Problem description →
Work out how many lines in the data hold the word "신청하기", and reply with that number only.

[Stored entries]

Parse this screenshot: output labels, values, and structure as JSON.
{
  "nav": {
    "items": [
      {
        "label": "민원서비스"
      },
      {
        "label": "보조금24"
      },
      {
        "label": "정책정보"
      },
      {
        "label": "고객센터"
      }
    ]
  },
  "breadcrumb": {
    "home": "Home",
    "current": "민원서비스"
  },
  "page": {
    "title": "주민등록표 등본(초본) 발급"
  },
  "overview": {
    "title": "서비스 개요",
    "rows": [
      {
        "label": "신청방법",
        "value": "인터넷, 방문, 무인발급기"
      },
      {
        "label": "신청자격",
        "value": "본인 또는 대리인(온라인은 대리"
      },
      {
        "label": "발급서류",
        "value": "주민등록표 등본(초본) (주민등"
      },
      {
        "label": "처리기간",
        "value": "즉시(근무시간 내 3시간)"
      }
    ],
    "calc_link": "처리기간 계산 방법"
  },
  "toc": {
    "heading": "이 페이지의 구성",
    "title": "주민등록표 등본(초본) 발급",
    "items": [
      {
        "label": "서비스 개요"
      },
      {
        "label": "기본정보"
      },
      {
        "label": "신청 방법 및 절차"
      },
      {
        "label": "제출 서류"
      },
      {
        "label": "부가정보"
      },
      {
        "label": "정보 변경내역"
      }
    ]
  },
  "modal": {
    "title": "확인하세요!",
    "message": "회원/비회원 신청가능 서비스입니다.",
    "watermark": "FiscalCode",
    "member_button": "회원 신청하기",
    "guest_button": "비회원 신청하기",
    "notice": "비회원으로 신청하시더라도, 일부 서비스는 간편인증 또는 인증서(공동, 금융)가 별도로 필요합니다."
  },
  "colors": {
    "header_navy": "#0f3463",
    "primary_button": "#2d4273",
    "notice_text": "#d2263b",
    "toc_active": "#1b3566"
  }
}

Response to this exercise →
2